### [Do this]
Locate and copy each line in the data that contains the word "name".

### [Records for this exercise]
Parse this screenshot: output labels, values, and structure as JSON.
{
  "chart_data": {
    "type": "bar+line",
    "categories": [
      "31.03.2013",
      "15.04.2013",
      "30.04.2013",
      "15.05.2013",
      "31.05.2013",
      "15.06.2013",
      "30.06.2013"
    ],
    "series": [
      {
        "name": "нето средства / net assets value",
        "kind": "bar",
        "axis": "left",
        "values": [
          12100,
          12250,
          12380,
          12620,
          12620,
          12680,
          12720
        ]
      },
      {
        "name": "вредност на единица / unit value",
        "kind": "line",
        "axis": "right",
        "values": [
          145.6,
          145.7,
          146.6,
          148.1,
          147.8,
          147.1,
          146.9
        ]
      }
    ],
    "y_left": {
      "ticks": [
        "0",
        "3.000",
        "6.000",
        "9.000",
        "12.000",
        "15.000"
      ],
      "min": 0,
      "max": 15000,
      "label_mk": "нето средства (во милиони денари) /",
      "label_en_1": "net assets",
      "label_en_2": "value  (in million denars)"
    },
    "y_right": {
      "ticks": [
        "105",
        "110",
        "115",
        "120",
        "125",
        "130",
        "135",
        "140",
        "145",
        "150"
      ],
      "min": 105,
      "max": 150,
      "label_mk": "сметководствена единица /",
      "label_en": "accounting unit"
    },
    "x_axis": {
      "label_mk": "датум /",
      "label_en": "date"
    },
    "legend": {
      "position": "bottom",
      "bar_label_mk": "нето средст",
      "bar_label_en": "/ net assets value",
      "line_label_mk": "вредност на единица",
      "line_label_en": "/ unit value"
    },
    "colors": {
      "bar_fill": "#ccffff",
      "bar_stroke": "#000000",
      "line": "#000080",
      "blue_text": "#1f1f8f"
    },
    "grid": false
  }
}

### [Answer to the exercise]
        "name": "нето средства / net assets value",
        "name": "вредност на единица / unit value",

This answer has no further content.